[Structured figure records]
[start]

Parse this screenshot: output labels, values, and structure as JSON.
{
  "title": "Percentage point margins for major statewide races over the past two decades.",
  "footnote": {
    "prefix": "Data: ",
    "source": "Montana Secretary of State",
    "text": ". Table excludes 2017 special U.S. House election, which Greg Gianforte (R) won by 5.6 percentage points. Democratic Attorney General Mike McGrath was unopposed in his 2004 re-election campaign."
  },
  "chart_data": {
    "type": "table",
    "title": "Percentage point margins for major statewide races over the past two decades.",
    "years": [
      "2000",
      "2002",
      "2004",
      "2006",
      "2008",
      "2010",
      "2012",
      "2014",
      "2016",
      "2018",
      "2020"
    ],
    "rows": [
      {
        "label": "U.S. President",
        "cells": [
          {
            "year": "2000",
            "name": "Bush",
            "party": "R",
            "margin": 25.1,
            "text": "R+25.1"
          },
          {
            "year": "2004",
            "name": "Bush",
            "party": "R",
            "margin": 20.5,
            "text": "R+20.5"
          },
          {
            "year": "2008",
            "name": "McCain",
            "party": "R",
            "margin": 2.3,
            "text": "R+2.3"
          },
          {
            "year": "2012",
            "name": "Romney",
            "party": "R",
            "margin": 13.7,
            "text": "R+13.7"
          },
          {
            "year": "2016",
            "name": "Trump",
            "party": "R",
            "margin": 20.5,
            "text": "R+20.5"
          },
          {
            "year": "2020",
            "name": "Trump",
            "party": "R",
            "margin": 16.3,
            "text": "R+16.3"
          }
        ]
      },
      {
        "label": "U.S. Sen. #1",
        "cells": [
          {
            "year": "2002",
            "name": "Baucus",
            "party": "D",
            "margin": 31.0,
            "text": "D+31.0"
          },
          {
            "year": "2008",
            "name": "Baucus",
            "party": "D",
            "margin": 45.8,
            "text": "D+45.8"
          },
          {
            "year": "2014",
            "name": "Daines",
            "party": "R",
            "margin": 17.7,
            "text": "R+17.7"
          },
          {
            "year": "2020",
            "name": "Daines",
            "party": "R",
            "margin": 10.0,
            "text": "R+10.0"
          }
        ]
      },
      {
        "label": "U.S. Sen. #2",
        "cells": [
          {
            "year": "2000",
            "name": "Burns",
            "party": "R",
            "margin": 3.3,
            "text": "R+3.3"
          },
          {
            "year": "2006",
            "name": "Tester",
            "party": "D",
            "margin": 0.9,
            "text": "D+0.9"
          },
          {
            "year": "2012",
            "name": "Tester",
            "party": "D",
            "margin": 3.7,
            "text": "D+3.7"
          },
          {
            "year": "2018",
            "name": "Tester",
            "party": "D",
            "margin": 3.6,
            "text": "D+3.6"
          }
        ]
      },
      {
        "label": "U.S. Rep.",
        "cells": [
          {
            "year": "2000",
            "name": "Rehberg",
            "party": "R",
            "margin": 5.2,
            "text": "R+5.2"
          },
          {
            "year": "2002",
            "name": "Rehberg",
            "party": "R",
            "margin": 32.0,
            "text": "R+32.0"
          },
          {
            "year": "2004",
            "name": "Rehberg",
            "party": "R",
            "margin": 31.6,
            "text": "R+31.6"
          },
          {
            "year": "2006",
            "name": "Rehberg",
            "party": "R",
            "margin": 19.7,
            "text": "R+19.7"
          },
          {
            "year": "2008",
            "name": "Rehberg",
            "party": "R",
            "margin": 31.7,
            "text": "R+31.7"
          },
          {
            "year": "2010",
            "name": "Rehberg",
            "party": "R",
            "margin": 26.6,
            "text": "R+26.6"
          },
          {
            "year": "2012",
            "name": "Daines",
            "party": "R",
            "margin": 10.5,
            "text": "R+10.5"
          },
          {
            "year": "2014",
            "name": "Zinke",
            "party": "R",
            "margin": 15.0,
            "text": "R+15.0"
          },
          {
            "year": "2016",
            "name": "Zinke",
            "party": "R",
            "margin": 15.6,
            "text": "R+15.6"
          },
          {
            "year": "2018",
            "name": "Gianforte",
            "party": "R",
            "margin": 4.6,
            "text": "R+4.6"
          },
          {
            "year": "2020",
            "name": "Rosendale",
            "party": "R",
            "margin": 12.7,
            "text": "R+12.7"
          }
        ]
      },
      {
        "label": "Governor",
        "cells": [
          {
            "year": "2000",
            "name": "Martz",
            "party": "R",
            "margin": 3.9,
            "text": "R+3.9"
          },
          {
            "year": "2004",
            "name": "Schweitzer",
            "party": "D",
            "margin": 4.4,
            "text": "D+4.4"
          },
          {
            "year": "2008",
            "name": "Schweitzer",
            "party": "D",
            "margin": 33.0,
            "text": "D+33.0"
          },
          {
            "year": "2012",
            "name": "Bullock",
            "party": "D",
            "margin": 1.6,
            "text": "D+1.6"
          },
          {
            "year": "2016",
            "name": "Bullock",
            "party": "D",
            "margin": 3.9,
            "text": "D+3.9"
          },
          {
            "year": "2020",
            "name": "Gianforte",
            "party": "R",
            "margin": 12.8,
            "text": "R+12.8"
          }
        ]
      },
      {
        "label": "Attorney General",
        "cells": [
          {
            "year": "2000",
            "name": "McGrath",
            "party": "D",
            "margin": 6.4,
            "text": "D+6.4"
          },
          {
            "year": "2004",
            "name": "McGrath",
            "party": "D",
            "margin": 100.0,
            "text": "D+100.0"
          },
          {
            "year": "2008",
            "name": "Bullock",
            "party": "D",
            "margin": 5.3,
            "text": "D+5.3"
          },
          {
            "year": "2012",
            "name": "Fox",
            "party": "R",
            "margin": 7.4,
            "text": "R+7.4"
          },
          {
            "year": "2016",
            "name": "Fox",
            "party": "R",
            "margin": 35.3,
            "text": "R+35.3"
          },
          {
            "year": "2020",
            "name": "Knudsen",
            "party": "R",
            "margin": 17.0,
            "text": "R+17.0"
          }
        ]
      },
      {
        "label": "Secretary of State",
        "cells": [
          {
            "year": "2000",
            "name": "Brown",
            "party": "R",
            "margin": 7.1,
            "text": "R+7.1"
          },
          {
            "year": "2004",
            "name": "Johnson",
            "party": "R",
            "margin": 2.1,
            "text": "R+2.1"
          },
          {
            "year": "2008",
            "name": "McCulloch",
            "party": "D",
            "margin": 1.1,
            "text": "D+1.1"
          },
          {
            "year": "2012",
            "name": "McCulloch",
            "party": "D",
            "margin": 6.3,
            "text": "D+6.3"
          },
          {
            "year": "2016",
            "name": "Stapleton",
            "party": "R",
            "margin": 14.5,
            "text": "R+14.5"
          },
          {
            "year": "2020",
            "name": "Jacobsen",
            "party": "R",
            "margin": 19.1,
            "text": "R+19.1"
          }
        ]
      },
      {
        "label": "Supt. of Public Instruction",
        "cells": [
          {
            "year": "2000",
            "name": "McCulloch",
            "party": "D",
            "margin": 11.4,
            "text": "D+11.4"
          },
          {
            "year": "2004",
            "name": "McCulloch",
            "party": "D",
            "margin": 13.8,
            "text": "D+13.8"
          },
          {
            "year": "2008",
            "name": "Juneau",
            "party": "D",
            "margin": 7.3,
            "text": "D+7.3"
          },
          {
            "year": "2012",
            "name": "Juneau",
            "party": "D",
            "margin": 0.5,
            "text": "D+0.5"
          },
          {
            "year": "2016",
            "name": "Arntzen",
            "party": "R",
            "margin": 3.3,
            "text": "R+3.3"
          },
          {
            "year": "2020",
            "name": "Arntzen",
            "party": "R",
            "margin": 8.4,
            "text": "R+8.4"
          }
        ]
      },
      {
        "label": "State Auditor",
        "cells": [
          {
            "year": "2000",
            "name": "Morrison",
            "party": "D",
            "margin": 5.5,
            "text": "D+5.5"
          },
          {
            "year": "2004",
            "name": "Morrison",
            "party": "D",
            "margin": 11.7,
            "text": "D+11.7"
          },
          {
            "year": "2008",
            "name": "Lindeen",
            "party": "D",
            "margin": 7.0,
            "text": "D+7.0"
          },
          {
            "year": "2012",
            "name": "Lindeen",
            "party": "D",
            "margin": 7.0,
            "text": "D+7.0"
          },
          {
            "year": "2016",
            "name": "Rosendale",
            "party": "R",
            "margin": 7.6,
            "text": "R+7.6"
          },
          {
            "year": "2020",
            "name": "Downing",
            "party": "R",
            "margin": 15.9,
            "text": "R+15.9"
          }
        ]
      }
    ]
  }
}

[end]

§ CHALLENGE
Pick out lines containing the word "past", each one as written.

§ SOLUTION
  "title": "Percentage point margins for major statewide races over the past two decades.",
    "title": "Percentage point margins for major statewide races over the past two decades.",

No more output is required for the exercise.